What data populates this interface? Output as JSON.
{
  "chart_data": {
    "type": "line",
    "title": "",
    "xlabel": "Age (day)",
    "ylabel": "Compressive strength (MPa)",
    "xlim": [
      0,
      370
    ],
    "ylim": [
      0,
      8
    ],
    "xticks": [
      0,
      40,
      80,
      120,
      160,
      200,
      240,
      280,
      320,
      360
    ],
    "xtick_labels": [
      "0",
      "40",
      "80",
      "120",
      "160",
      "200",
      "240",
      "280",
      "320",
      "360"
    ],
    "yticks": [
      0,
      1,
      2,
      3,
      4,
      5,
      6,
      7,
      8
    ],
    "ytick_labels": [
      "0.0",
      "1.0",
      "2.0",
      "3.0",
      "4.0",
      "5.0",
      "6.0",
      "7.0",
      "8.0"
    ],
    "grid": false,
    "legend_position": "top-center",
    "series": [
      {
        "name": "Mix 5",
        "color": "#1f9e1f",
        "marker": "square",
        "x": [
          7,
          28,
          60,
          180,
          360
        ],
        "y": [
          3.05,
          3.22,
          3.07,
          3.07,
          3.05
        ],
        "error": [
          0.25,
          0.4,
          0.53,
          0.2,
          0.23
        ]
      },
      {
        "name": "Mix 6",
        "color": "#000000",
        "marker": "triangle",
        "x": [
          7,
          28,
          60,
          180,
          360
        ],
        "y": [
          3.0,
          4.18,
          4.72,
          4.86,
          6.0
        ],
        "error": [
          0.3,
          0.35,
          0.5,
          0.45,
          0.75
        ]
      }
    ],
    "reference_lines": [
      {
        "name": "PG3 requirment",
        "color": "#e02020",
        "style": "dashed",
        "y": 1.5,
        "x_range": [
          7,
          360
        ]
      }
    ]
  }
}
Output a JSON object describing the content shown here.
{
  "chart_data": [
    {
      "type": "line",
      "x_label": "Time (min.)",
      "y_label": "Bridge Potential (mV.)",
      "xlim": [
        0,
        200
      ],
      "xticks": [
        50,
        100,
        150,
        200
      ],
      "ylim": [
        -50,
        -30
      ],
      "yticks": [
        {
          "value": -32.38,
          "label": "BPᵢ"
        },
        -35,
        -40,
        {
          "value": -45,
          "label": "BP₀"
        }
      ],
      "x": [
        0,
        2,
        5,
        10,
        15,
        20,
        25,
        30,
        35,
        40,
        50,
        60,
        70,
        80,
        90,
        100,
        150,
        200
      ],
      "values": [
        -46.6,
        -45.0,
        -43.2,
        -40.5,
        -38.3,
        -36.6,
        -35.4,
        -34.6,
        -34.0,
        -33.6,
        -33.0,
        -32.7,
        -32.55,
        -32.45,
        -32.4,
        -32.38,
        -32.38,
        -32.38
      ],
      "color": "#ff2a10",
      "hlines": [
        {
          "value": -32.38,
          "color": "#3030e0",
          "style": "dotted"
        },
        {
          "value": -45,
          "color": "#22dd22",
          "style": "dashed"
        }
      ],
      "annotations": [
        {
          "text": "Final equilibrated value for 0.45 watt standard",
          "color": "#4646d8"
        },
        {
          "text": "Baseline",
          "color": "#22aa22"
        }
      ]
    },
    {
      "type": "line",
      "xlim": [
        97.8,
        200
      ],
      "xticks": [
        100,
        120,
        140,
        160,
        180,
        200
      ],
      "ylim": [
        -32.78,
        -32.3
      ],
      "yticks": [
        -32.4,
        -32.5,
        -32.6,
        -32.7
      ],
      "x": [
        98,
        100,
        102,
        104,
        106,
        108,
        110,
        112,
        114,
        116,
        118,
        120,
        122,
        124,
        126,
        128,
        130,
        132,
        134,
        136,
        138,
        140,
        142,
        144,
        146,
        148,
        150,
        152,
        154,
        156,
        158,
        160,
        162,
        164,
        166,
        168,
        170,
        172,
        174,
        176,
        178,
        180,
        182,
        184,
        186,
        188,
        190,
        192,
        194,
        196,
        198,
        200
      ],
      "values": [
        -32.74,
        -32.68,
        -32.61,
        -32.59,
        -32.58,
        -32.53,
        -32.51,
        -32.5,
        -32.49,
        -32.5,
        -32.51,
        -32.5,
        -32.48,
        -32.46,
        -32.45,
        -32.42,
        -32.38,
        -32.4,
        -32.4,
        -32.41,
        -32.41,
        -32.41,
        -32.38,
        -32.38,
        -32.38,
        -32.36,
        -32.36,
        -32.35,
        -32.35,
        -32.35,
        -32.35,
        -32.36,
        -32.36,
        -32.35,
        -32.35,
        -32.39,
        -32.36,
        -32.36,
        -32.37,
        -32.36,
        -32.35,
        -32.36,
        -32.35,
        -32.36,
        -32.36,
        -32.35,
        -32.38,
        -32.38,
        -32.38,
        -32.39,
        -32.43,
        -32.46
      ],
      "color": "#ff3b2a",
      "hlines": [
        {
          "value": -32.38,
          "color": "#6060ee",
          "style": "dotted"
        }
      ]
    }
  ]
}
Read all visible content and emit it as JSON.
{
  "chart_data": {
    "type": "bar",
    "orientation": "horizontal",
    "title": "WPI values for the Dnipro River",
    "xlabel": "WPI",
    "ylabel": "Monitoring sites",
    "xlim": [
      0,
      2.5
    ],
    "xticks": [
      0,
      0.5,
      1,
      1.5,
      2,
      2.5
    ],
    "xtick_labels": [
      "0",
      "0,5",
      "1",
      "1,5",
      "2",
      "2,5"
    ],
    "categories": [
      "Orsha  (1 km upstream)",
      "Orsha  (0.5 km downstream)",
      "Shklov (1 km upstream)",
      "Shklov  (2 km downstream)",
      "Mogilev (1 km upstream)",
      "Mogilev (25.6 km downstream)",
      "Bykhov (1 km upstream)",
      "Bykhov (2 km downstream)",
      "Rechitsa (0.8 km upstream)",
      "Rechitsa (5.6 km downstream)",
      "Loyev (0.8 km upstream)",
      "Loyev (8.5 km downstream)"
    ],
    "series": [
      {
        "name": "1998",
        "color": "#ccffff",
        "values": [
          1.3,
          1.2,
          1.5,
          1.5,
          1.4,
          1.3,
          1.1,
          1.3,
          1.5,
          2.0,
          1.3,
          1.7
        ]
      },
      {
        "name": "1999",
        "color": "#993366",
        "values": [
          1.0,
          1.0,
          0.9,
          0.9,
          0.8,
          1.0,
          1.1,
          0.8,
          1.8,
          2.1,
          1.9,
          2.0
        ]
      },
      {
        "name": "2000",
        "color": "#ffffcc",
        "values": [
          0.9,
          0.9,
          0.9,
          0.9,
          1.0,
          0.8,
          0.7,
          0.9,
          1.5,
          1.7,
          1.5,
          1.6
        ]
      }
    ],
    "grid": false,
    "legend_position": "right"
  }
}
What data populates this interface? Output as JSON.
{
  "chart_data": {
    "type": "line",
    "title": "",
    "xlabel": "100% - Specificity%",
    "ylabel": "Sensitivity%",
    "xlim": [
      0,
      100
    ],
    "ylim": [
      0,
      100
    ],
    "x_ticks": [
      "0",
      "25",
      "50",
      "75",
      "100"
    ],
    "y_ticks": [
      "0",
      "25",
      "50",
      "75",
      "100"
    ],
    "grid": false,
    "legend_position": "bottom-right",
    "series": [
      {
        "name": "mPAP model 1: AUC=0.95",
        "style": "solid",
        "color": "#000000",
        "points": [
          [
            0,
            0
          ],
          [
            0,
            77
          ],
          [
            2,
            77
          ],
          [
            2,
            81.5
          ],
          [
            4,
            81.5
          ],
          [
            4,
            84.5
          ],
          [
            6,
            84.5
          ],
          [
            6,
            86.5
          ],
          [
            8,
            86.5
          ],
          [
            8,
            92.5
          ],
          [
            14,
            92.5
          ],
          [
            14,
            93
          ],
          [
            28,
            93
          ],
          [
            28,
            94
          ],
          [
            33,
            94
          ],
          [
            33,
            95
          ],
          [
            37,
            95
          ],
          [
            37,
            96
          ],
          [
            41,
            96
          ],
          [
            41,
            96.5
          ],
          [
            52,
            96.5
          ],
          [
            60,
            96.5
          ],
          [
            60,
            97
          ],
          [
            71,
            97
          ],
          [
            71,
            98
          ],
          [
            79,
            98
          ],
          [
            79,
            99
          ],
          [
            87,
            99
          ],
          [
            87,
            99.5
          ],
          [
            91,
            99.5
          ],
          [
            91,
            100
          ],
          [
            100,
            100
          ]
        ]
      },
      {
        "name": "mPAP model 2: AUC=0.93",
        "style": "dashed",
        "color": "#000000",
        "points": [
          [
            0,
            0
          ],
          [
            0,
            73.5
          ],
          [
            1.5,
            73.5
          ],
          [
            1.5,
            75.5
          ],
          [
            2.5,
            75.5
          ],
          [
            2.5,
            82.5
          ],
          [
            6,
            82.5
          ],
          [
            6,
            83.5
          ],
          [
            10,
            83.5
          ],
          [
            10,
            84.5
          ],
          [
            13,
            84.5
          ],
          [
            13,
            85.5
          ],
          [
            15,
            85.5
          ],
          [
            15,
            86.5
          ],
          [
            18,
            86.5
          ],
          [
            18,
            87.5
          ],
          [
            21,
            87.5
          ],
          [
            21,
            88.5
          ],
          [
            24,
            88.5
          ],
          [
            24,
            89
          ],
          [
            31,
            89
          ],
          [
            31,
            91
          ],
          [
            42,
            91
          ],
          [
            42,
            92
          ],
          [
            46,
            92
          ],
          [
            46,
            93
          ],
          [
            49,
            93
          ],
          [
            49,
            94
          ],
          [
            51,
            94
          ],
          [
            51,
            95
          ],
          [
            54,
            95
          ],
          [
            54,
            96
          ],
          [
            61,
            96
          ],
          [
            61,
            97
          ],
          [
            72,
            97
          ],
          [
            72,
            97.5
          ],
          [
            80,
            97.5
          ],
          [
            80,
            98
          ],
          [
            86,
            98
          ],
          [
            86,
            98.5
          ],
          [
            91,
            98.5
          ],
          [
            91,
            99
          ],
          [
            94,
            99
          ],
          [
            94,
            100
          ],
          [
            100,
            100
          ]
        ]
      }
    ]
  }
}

================

▸ **AIM OF THE EXERCISE**: Work out the number of lines in this listing that include the word "name". Reply with that number only.

▸ **THE OUTPUT**: 8